**ENTRIES**
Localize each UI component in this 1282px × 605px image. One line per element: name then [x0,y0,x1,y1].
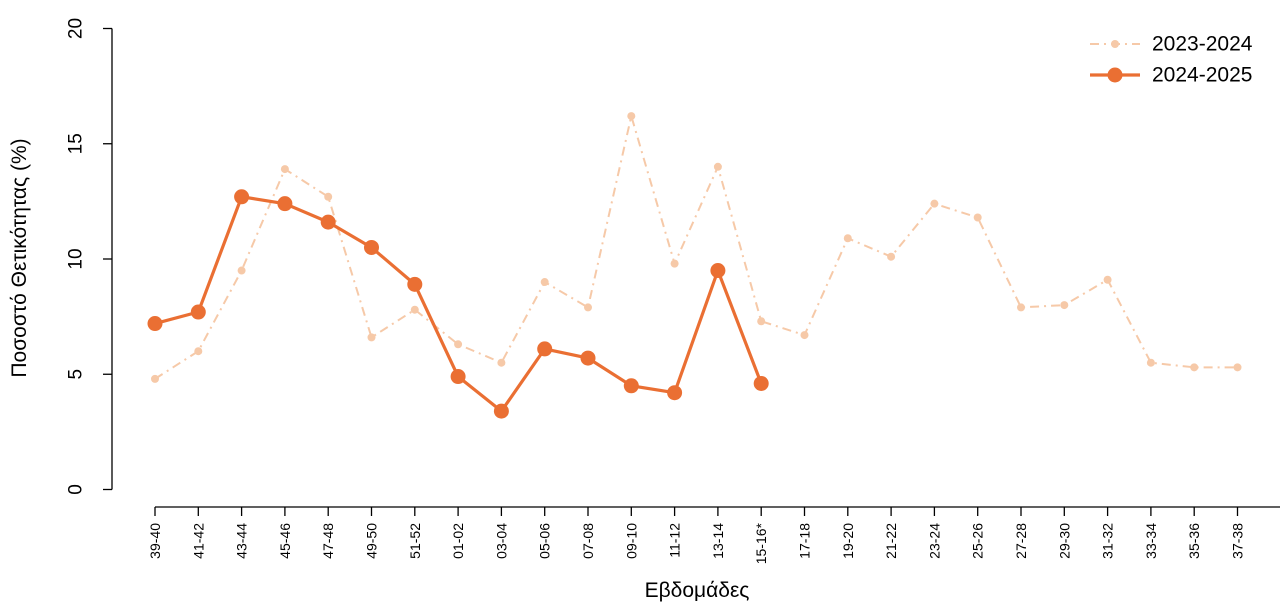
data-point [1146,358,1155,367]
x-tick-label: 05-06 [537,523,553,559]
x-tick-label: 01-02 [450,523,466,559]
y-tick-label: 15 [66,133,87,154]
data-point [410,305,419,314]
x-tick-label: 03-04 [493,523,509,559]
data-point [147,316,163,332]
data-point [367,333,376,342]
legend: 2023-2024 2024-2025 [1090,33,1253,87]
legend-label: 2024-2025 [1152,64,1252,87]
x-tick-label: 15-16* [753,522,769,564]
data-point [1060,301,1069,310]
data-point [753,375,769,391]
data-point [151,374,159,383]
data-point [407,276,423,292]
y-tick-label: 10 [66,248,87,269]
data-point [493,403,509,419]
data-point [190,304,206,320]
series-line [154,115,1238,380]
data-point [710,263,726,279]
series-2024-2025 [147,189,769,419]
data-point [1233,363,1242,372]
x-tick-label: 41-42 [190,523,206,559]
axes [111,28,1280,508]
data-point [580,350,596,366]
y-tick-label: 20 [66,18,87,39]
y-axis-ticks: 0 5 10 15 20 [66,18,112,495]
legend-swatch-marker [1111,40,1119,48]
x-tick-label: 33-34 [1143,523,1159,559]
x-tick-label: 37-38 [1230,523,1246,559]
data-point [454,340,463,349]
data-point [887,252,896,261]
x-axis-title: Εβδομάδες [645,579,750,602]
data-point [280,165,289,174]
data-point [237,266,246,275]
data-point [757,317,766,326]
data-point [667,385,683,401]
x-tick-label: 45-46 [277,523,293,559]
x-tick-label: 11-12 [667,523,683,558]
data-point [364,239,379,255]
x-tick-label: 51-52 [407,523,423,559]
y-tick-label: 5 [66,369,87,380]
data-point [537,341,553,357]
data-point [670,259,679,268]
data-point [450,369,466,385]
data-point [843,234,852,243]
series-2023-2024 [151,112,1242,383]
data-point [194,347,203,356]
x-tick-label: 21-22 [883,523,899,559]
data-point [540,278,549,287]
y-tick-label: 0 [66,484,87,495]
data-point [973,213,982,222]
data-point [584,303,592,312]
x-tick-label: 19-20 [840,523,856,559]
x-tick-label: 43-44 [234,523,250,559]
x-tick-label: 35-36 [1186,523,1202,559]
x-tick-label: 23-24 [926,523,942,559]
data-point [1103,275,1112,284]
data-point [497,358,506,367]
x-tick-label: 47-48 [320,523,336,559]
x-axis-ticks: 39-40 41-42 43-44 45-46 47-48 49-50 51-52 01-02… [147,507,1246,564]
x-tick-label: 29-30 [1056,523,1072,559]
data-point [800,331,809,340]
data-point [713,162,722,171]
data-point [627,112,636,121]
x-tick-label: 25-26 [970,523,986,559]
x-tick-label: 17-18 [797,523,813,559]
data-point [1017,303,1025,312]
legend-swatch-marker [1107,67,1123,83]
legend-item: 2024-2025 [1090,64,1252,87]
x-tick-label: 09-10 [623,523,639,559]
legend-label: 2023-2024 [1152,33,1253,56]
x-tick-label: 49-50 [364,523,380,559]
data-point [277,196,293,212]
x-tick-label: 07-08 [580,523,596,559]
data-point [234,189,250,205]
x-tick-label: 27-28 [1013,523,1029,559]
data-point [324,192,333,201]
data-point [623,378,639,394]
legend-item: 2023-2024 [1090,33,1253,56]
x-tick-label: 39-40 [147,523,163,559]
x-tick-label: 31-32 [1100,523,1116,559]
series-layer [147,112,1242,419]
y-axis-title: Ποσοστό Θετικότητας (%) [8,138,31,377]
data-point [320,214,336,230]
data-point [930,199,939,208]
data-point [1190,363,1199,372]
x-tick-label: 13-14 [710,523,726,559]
* * *
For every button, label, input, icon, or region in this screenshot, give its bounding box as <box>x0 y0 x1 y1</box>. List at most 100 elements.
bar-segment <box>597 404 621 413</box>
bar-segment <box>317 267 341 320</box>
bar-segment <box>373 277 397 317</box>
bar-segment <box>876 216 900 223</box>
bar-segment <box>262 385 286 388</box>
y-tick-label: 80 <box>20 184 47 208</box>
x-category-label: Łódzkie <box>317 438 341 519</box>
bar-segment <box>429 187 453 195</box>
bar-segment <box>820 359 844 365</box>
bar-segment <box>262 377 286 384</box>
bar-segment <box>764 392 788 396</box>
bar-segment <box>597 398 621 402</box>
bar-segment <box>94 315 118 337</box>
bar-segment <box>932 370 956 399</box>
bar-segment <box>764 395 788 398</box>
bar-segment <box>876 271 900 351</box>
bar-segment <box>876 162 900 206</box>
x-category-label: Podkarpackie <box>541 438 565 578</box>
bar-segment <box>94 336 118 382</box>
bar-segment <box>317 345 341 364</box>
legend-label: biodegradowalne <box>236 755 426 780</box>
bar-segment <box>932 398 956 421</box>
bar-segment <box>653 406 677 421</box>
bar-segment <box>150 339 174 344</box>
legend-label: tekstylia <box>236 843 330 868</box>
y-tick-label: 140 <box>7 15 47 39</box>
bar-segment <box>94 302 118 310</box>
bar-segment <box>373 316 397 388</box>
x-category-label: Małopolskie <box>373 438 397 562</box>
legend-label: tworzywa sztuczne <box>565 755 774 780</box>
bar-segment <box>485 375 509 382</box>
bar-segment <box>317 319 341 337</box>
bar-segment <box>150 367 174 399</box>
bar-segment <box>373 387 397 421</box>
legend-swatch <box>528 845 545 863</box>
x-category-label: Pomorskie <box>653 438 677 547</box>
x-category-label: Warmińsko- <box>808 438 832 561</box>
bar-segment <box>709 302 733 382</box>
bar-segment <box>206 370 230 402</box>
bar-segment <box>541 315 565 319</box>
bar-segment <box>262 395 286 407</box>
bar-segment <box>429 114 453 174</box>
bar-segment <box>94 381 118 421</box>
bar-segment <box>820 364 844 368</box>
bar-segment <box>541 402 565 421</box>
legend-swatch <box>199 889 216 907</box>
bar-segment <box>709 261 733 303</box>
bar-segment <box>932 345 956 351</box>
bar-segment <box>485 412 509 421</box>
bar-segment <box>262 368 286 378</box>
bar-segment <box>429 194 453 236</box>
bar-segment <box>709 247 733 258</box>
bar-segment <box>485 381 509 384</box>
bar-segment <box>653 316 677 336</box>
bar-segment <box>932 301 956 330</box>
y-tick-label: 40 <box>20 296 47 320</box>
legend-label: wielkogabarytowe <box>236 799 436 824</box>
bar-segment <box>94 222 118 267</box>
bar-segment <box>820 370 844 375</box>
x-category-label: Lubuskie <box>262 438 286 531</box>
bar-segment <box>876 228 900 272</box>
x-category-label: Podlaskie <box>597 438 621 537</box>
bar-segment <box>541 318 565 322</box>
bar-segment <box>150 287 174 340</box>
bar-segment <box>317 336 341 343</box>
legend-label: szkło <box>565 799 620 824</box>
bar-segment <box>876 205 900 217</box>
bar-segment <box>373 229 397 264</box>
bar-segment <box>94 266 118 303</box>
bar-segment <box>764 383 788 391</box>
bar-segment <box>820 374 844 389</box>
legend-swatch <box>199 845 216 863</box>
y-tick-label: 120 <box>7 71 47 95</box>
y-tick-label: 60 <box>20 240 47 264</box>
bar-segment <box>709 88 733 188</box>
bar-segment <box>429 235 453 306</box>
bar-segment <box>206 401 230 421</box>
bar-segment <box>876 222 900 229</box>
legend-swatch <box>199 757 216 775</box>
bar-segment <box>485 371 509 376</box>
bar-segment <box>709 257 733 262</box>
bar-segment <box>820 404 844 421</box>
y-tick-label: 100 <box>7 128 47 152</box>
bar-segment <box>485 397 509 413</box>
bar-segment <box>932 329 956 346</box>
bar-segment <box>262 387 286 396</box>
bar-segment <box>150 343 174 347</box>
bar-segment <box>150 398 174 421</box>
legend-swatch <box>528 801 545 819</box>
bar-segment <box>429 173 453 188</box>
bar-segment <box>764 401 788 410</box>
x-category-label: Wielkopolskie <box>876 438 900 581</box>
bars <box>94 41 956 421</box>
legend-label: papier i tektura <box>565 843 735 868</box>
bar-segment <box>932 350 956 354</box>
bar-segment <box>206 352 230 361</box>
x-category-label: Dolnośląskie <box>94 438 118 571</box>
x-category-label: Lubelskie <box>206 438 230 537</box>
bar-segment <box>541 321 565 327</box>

**YOUR TASK**
Copy out the records from the line with "data-point [1146,358,1155,367]" up to and including the line with "legend-swatch-marker [1111,40,1119,48]", keeping each line identical.

**RESPONSE FOR THIS EXERCISE**
data-point [1146,358,1155,367]
x-tick-label: 05-06 [537,523,553,559]
x-tick-label: 01-02 [450,523,466,559]
y-tick-label: 15 [66,133,87,154]
data-point [410,305,419,314]
x-tick-label: 03-04 [493,523,509,559]
data-point [147,316,163,332]
data-point [367,333,376,342]
legend: 2023-2024 2024-2025 [1090,33,1253,87]
legend-label: 2024-2025 [1152,64,1252,87]
x-tick-label: 15-16* [753,522,769,564]
data-point [1060,301,1069,310]
data-point [753,375,769,391]
data-point [151,374,159,383]
data-point [407,276,423,292]
y-tick-label: 10 [66,248,87,269]
data-point [493,403,509,419]
data-point [190,304,206,320]
series-line [154,115,1238,380]
data-point [710,263,726,279]
series-2024-2025 [147,189,769,419]
data-point [1233,363,1242,372]
x-tick-label: 41-42 [190,523,206,559]
axes [111,28,1280,508]
data-point [580,350,596,366]
y-tick-label: 20 [66,18,87,39]
y-axis-ticks: 0 5 10 15 20 [66,18,112,495]
legend-swatch-marker [1111,40,1119,48]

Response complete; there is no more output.